• _Stated task_
Arrange the listing below as a Markdown table with the columns "Row" and "Line," numbering each line and skipping blank lines. Leave the pictures out.

• _Working data_
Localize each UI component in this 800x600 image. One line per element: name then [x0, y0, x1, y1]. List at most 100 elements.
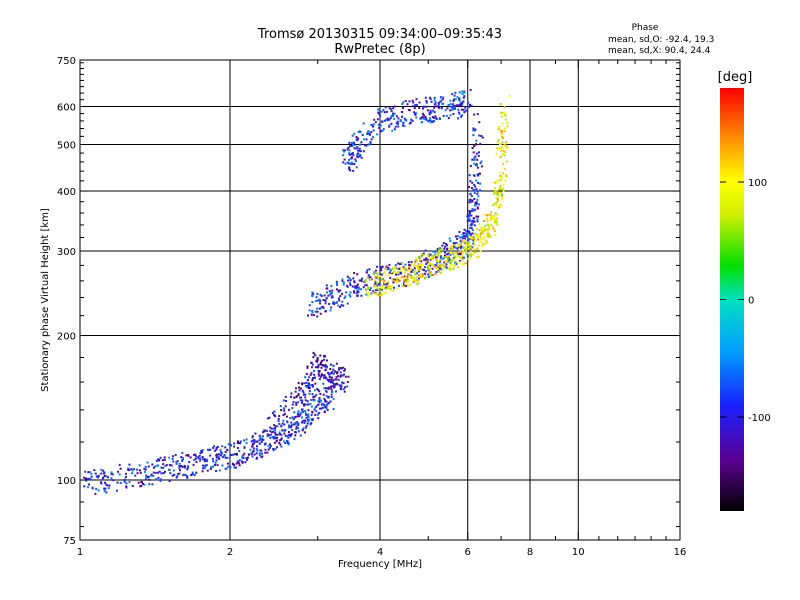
echo-point	[469, 248, 472, 251]
echo-point	[390, 285, 393, 288]
echo-point	[163, 458, 166, 461]
echo-point	[500, 115, 503, 118]
echo-point	[305, 416, 308, 419]
echo-point	[487, 228, 490, 231]
echo-point	[437, 253, 440, 256]
echo-point	[150, 473, 153, 476]
echo-point	[433, 265, 436, 268]
echo-point	[330, 393, 333, 396]
echo-point	[471, 147, 474, 150]
echo-point	[278, 431, 281, 434]
echo-point	[378, 108, 381, 111]
echo-point	[467, 101, 470, 104]
echo-point	[480, 134, 483, 137]
echo-point	[374, 276, 377, 279]
echo-point	[407, 273, 410, 276]
echo-point	[316, 307, 319, 310]
echo-point	[368, 274, 371, 277]
echo-point	[492, 227, 495, 230]
echo-point	[475, 215, 478, 218]
echo-point	[394, 125, 397, 128]
echo-point	[455, 263, 458, 266]
echo-point	[215, 446, 218, 449]
echo-point	[146, 461, 149, 464]
echo-point	[501, 136, 504, 139]
echo-point	[382, 272, 385, 275]
echo-point	[128, 463, 131, 466]
echo-point	[316, 299, 319, 302]
echo-point	[403, 278, 406, 281]
echo-point	[327, 401, 330, 404]
echo-point	[251, 435, 254, 438]
echo-point	[408, 265, 411, 268]
echo-point	[201, 449, 204, 452]
echo-point	[393, 267, 396, 270]
echo-point	[402, 267, 405, 270]
echo-point	[112, 479, 115, 482]
echo-point	[467, 247, 470, 250]
echo-point	[301, 399, 304, 402]
echo-point	[360, 141, 363, 144]
echo-point	[310, 313, 313, 316]
echo-point	[332, 379, 335, 382]
echo-point	[387, 273, 390, 276]
echo-point	[403, 284, 406, 287]
echo-point	[330, 385, 333, 388]
echo-point	[229, 444, 232, 447]
echo-point	[154, 471, 157, 474]
echo-point	[430, 271, 433, 274]
echo-point	[186, 476, 189, 479]
echo-point	[262, 435, 265, 438]
echo-point	[501, 141, 504, 144]
echo-point	[207, 448, 210, 451]
echo-point	[492, 214, 495, 217]
echo-point	[472, 134, 475, 137]
x-tick-label: 8	[527, 547, 533, 558]
echo-point	[379, 120, 382, 123]
echo-point	[506, 122, 509, 125]
echo-point	[501, 196, 504, 199]
echo-point	[448, 247, 451, 250]
echo-point	[468, 198, 471, 201]
echo-point	[185, 454, 188, 457]
echo-point	[304, 399, 307, 402]
echo-point	[397, 278, 400, 281]
echo-point	[311, 309, 314, 312]
echo-point	[466, 252, 469, 255]
echo-point	[386, 268, 389, 271]
echo-point	[169, 472, 172, 475]
echo-point	[315, 405, 318, 408]
echo-point	[233, 466, 236, 469]
echo-point	[308, 309, 311, 312]
echo-point	[458, 230, 461, 233]
echo-point	[458, 103, 461, 106]
y-tick-label: 300	[57, 247, 76, 258]
echo-point	[282, 440, 285, 443]
echo-point	[426, 267, 429, 270]
echo-point	[468, 211, 471, 214]
echo-point	[422, 254, 425, 257]
echo-point	[446, 253, 449, 256]
echo-point	[386, 282, 389, 285]
echo-point	[386, 274, 389, 277]
echo-point	[227, 465, 230, 468]
chart-subtitle: RwPretec (8p)	[334, 42, 425, 57]
echo-point	[405, 284, 408, 287]
echo-point	[186, 466, 189, 469]
echo-point	[332, 384, 335, 387]
echo-point	[437, 250, 440, 253]
echo-point	[477, 235, 480, 238]
echo-point	[417, 282, 420, 285]
echo-point	[274, 427, 277, 430]
echo-point	[470, 104, 473, 107]
echo-point	[416, 265, 419, 268]
echo-point	[440, 255, 443, 258]
echo-point	[450, 251, 453, 254]
echo-point	[307, 409, 310, 412]
echo-point	[401, 107, 404, 110]
echo-point	[181, 465, 184, 468]
echo-point	[102, 475, 105, 478]
echo-point	[291, 416, 294, 419]
x-tick-label: 1	[77, 547, 83, 558]
echo-point	[202, 467, 205, 470]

• _Full output_
| Row | Line |
|---|---|
| 1 | Localize each UI component in this 800x600 image. One line per element: name then [x0, y0, x1, y1]. List at most 100 elements. |
| 2 | echo-point	[469, 248, 472, 251] |
| 3 | echo-point	[390, 285, 393, 288] |
| 4 | echo-point	[163, 458, 166, 461] |
| 5 | echo-point	[500, 115, 503, 118] |
| 6 | echo-point	[305, 416, 308, 419] |
| 7 | echo-point	[487, 228, 490, 231] |
| 8 | echo-point	[437, 253, 440, 256] |
| 9 | echo-point	[150, 473, 153, 476] |
| 10 | echo-point	[433, 265, 436, 268] |
| 11 | echo-point	[330, 393, 333, 396] |
| 12 | echo-point	[471, 147, 474, 150] |
| 13 | echo-point	[278, 431, 281, 434] |
| 14 | echo-point	[378, 108, 381, 111] |
| 15 | echo-point	[467, 101, 470, 104] |
| 16 | echo-point	[480, 134, 483, 137] |
| 17 | echo-point	[374, 276, 377, 279] |
| 18 | echo-point	[407, 273, 410, 276] |
| 19 | echo-point	[316, 307, 319, 310] |
| 20 | echo-point	[368, 274, 371, 277] |
| 21 | echo-point	[492, 227, 495, 230] |
| 22 | echo-point	[475, 215, 478, 218] |
| 23 | echo-point	[394, 125, 397, 128] |
| 24 | echo-point	[455, 263, 458, 266] |
| 25 | echo-point	[215, 446, 218, 449] |
| 26 | echo-point	[146, 461, 149, 464] |
| 27 | echo-point	[501, 136, 504, 139] |
| 28 | echo-point	[382, 272, 385, 275] |
| 29 | echo-point	[128, 463, 131, 466] |
| 30 | echo-point	[316, 299, 319, 302] |
| 31 | echo-point	[403, 278, 406, 281] |
| 32 | echo-point	[327, 401, 330, 404] |
| 33 | echo-point	[251, 435, 254, 438] |
| 34 | echo-point	[408, 265, 411, 268] |
| 35 | echo-point	[201, 449, 204, 452] |
| 36 | echo-point	[393, 267, 396, 270] |
| 37 | echo-point	[402, 267, 405, 270] |
| 38 | echo-point	[112, 479, 115, 482] |
| 39 | echo-point	[467, 247, 470, 250] |
| 40 | echo-point	[301, 399, 304, 402] |
| 41 | echo-point	[360, 141, 363, 144] |
| 42 | echo-point	[310, 313, 313, 316] |
| 43 | echo-point	[332, 379, 335, 382] |
| 44 | echo-point	[387, 273, 390, 276] |
| 45 | echo-point	[403, 284, 406, 287] |
| 46 | echo-point	[330, 385, 333, 388] |
| 47 | echo-point	[229, 444, 232, 447] |
| 48 | echo-point	[154, 471, 157, 474] |
| 49 | echo-point	[430, 271, 433, 274] |
| 50 | echo-point	[186, 476, 189, 479] |
| 51 | echo-point	[262, 435, 265, 438] |
| 52 | echo-point	[501, 141, 504, 144] |
| 53 | echo-point	[207, 448, 210, 451] |
| 54 | echo-point	[492, 214, 495, 217] |
| 55 | echo-point	[472, 134, 475, 137] |
| 56 | x-tick-label: 8	[527, 547, 533, 558] |
| 57 | echo-point	[379, 120, 382, 123] |
| 58 | echo-point	[506, 122, 509, 125] |
| 59 | echo-point	[501, 196, 504, 199] |
| 60 | echo-point	[448, 247, 451, 250] |
| 61 | echo-point	[468, 198, 471, 201] |
| 62 | echo-point	[185, 454, 188, 457] |
| 63 | echo-point	[304, 399, 307, 402] |
| 64 | echo-point	[397, 278, 400, 281] |
| 65 | echo-point	[311, 309, 314, 312] |
| 66 | echo-point	[466, 252, 469, 255] |
| 67 | echo-point	[386, 268, 389, 271] |
| 68 | echo-point	[169, 472, 172, 475] |
| 69 | echo-point	[315, 405, 318, 408] |
| 70 | echo-point	[233, 466, 236, 469] |
| 71 | echo-point	[308, 309, 311, 312] |
| 72 | echo-point	[458, 230, 461, 233] |
| 73 | echo-point	[458, 103, 461, 106] |
| 74 | y-tick-label: 300	[57, 247, 76, 258] |
| 75 | echo-point	[282, 440, 285, 443] |
| 76 | echo-point	[426, 267, 429, 270] |
| 77 | echo-point	[468, 211, 471, 214] |
| 78 | echo-point	[422, 254, 425, 257] |
| 79 | echo-point	[446, 253, 449, 256] |
| 80 | echo-point	[386, 282, 389, 285] |
| 81 | echo-point	[386, 274, 389, 277] |
| 82 | echo-point	[227, 465, 230, 468] |
| 83 | chart-subtitle: RwPretec (8p)	[334, 42, 425, 57] |
| 84 | echo-point	[405, 284, 408, 287] |
| 85 | echo-point	[186, 466, 189, 469] |
| 86 | echo-point	[332, 384, 335, 387] |
| 87 | echo-point	[437, 250, 440, 253] |
| 88 | echo-point	[477, 235, 480, 238] |
| 89 | echo-point	[417, 282, 420, 285] |
| 90 | echo-point	[274, 427, 277, 430] |
| 91 | echo-point	[470, 104, 473, 107] |
| 92 | echo-point	[416, 265, 419, 268] |
| 93 | echo-point	[440, 255, 443, 258] |
| 94 | echo-point	[450, 251, 453, 254] |
| 95 | echo-point	[307, 409, 310, 412] |
| 96 | echo-point	[401, 107, 404, 110] |
| 97 | echo-point	[181, 465, 184, 468] |
| 98 | echo-point	[102, 475, 105, 478] |
| 99 | echo-point	[291, 416, 294, 419] |
| 100 | x-tick-label: 1	[77, 547, 83, 558] |
| 101 | echo-point	[202, 467, 205, 470] |